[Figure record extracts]

★ ★ ★ ★ ★ ★ ★

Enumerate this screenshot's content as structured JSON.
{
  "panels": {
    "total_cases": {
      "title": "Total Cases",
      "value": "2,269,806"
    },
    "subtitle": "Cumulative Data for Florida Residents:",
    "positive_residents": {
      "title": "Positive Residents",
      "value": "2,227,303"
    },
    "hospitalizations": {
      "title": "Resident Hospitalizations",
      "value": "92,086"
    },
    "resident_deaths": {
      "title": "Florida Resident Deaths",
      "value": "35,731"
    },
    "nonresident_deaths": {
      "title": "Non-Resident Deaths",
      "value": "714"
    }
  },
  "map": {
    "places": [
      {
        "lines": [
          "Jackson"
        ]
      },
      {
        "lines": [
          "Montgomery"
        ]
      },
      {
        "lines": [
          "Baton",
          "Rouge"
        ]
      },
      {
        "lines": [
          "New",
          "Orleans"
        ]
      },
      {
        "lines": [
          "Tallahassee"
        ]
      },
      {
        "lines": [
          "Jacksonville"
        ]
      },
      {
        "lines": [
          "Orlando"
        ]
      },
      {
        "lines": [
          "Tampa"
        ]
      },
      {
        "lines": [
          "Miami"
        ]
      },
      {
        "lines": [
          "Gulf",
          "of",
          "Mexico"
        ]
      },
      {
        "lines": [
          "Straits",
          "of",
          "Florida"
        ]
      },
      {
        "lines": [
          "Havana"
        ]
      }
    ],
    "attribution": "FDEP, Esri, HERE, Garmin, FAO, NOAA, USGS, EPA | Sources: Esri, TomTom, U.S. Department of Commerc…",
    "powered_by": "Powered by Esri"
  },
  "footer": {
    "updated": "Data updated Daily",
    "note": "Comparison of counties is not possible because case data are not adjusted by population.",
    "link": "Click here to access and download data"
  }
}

★ ★ ★ ★ ★ ★ ★

### The request
Read the entries above, then pull out the lines that include "Esri".

### Task answer
    "attribution": "FDEP, Esri, HERE, Garmin, FAO, NOAA, USGS, EPA | Sources: Esri, TomTom, U.S. Department of Commerc…",
    "powered_by": "Powered by Esri"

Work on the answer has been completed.